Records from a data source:
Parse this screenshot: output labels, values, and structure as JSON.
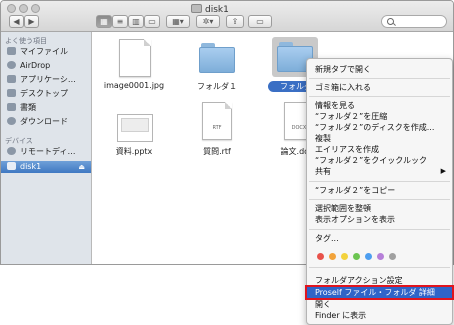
{
  "window": {
    "title": "disk1"
  },
  "sidebar": {
    "favorites_heading": "よく使う項目",
    "favorites": [
      {
        "label": "マイファイル",
        "icon": "all-files-icon"
      },
      {
        "label": "AirDrop",
        "icon": "airdrop-icon"
      },
      {
        "label": "アプリケーシ…",
        "icon": "applications-icon"
      },
      {
        "label": "デスクトップ",
        "icon": "desktop-icon"
      },
      {
        "label": "書類",
        "icon": "documents-icon"
      },
      {
        "label": "ダウンロード",
        "icon": "downloads-icon"
      }
    ],
    "devices_heading": "デバイス",
    "devices": [
      {
        "label": "リモートディ…",
        "icon": "remote-disc-icon"
      },
      {
        "label": "disk1",
        "icon": "disk-icon",
        "eject": "⏏"
      }
    ]
  },
  "files": [
    {
      "name": "image0001.jpg",
      "kind": "image"
    },
    {
      "name": "フォルダ１",
      "kind": "folder"
    },
    {
      "name": "フォルダ",
      "kind": "folder",
      "selected": true
    },
    {
      "name": "資料.pptx",
      "kind": "slide"
    },
    {
      "name": "質問.rtf",
      "kind": "document",
      "ext": "RTF"
    },
    {
      "name": "論文.doc",
      "kind": "document",
      "ext": "DOCX"
    }
  ],
  "context_menu": {
    "items": [
      "新規タブで開く",
      "ゴミ箱に入れる",
      "情報を見る",
      "“フォルダ２”を圧縮",
      "“フォルダ２”のディスクを作成...",
      "複製",
      "エイリアスを作成",
      "“フォルダ２”をクイックルック",
      "共有",
      "“フォルダ２”をコピー",
      "選択範囲を整頓",
      "表示オプションを表示",
      "タグ...",
      "フォルダアクション設定",
      "Proself ファイル・フォルダ 詳細",
      "開く",
      "Finder に表示"
    ],
    "share_arrow": "▶",
    "tag_colors": [
      "#e8524a",
      "#f2a33a",
      "#f3d23c",
      "#6cc551",
      "#4d9ef0",
      "#b67fd8",
      "#a0a0a0"
    ],
    "highlighted_item": "Proself ファイル・フォルダ 詳細",
    "highlight_outline_color": "#e0141e"
  }
}
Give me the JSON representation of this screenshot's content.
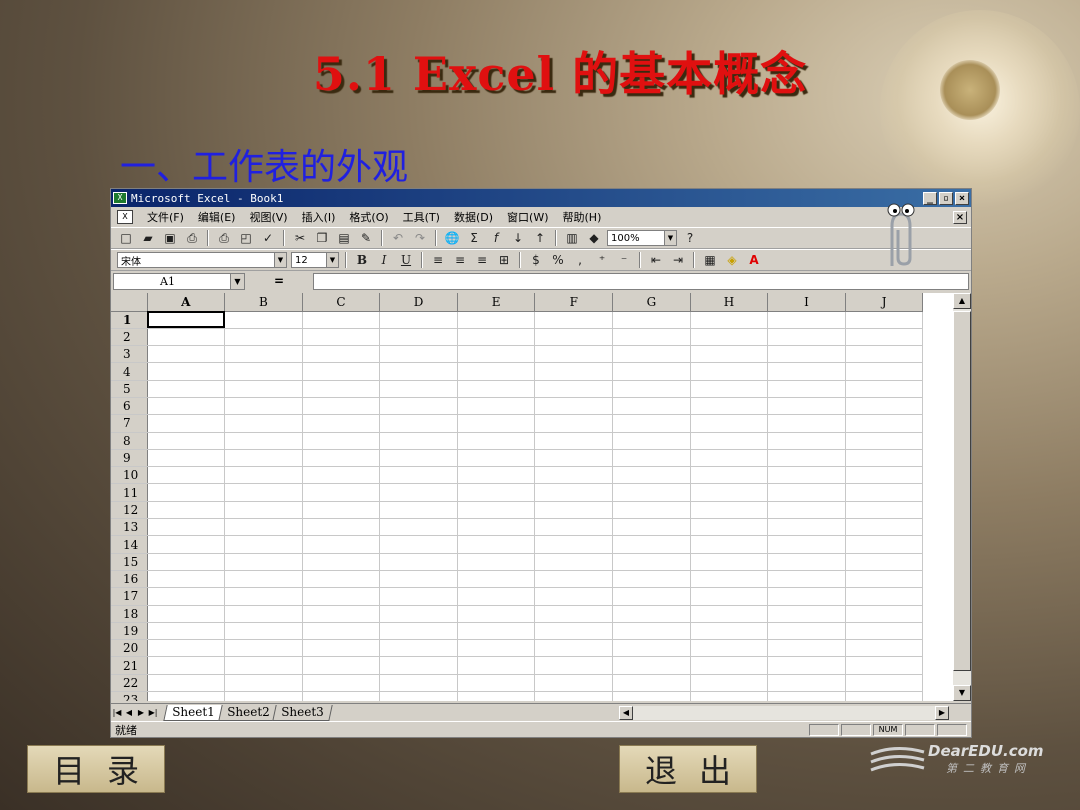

Description of the task » Report how many lines of the listing hold the string "Proself", giving only the number.

Exercise answer » 2